╭──

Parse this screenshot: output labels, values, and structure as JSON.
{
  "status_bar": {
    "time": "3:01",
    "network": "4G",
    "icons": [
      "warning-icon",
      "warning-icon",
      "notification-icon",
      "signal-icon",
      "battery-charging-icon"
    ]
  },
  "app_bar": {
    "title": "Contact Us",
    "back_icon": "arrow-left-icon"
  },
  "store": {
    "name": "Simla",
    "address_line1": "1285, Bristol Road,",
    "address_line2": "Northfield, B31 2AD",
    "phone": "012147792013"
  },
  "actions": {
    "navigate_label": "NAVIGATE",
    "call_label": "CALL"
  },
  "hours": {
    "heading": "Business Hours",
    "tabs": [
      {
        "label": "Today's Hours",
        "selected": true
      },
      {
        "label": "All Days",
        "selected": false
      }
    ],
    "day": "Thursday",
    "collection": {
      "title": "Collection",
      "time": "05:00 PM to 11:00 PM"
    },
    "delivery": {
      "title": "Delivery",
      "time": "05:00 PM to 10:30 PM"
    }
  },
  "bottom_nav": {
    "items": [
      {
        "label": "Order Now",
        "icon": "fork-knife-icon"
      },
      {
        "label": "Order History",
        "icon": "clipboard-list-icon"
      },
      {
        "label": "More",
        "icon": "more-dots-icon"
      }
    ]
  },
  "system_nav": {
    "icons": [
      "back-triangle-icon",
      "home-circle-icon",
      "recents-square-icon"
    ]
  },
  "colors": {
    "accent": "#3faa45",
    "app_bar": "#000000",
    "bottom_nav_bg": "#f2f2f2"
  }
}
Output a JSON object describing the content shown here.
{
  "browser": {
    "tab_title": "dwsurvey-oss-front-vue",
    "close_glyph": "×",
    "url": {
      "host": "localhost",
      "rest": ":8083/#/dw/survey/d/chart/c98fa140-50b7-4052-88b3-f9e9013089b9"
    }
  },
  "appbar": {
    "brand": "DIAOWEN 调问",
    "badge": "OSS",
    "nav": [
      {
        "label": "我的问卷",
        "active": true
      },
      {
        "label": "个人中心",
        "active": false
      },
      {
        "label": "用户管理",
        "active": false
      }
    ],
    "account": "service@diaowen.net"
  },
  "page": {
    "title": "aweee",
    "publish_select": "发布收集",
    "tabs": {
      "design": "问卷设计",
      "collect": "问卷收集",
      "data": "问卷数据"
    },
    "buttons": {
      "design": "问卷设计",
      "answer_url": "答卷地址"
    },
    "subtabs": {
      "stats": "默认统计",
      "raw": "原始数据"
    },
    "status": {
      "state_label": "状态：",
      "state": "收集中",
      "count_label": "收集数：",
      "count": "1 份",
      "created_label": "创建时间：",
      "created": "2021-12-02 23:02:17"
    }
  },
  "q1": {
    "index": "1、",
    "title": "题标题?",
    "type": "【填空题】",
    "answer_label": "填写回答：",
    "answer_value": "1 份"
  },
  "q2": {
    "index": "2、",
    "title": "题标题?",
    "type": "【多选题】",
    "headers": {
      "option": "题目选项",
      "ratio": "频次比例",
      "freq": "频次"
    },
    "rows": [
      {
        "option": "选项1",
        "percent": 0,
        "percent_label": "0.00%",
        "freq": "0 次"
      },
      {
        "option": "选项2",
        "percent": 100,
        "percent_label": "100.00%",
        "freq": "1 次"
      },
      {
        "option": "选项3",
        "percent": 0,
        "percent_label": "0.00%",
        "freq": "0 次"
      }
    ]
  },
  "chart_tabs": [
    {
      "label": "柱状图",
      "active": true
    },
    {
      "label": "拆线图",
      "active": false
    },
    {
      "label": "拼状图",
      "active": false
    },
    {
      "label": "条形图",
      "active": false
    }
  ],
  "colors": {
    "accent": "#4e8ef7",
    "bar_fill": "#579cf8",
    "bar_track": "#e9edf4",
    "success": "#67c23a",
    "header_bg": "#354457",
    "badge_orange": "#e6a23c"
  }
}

╰──

Do this
Above are the records; retype them all without a single difference.

Finished task
Parse this screenshot: output labels, values, and structure as JSON.
{
  "status_bar": {
    "time": "3:01",
    "network": "4G",
    "icons": [
      "warning-icon",
      "warning-icon",
      "notification-icon",
      "signal-icon",
      "battery-charging-icon"
    ]
  },
  "app_bar": {
    "title": "Contact Us",
    "back_icon": "arrow-left-icon"
  },
  "store": {
    "name": "Simla",
    "address_line1": "1285, Bristol Road,",
    "address_line2": "Northfield, B31 2AD",
    "phone": "012147792013"
  },
  "actions": {
    "navigate_label": "NAVIGATE",
    "call_label": "CALL"
  },
  "hours": {
    "heading": "Business Hours",
    "tabs": [
      {
        "label": "Today's Hours",
        "selected": true
      },
      {
        "label": "All Days",
        "selected": false
      }
    ],
    "day": "Thursday",
    "collection": {
      "title": "Collection",
      "time": "05:00 PM to 11:00 PM"
    },
    "delivery": {
      "title": "Delivery",
      "time": "05:00 PM to 10:30 PM"
    }
  },
  "bottom_nav": {
    "items": [
      {
        "label": "Order Now",
        "icon": "fork-knife-icon"
      },
      {
        "label": "Order History",
        "icon": "clipboard-list-icon"
      },
      {
        "label": "More",
        "icon": "more-dots-icon"
      }
    ]
  },
  "system_nav": {
    "icons": [
      "back-triangle-icon",
      "home-circle-icon",
      "recents-square-icon"
    ]
  },
  "colors": {
    "accent": "#3faa45",
    "app_bar": "#000000",
    "bottom_nav_bg": "#f2f2f2"
  }
}
Output a JSON object describing the content shown here.
{
  "browser": {
    "tab_title": "dwsurvey-oss-front-vue",
    "close_glyph": "×",
    "url": {
      "host": "localhost",
      "rest": ":8083/#/dw/survey/d/chart/c98fa140-50b7-4052-88b3-f9e9013089b9"
    }
  },
  "appbar": {
    "brand": "DIAOWEN 调问",
    "badge": "OSS",
    "nav": [
      {
        "label": "我的问卷",
        "active": true
      },
      {
        "label": "个人中心",
        "active": false
      },
      {
        "label": "用户管理",
        "active": false
      }
    ],
    "account": "service@diaowen.net"
  },
  "page": {
    "title": "aweee",
    "publish_select": "发布收集",
    "tabs": {
      "design": "问卷设计",
      "collect": "问卷收集",
      "data": "问卷数据"
    },
    "buttons": {
      "design": "问卷设计",
      "answer_url": "答卷地址"
    },
    "subtabs": {
      "stats": "默认统计",
      "raw": "原始数据"
    },
    "status": {
      "state_label": "状态：",
      "state": "收集中",
      "count_label": "收集数：",
      "count": "1 份",
      "created_label": "创建时间：",
      "created": "2021-12-02 23:02:17"
    }
  },
  "q1": {
    "index": "1、",
    "title": "题标题?",
    "type": "【填空题】",
    "answer_label": "填写回答：",
    "answer_value": "1 份"
  },
  "q2": {
    "index": "2、",
    "title": "题标题?",
    "type": "【多选题】",
    "headers": {
      "option": "题目选项",
      "ratio": "频次比例",
      "freq": "频次"
    },
    "rows": [
      {
        "option": "选项1",
        "percent": 0,
        "percent_label": "0.00%",
        "freq": "0 次"
      },
      {
        "option": "选项2",
        "percent": 100,
        "percent_label": "100.00%",
        "freq": "1 次"
      },
      {
        "option": "选项3",
        "percent": 0,
        "percent_label": "0.00%",
        "freq": "0 次"
      }
    ]
  },
  "chart_tabs": [
    {
      "label": "柱状图",
      "active": true
    },
    {
      "label": "拆线图",
      "active": false
    },
    {
      "label": "拼状图",
      "active": false
    },
    {
      "label": "条形图",
      "active": false
    }
  ],
  "colors": {
    "accent": "#4e8ef7",
    "bar_fill": "#579cf8",
    "bar_track": "#e9edf4",
    "success": "#67c23a",
    "header_bg": "#354457",
    "badge_orange": "#e6a23c"
  }
}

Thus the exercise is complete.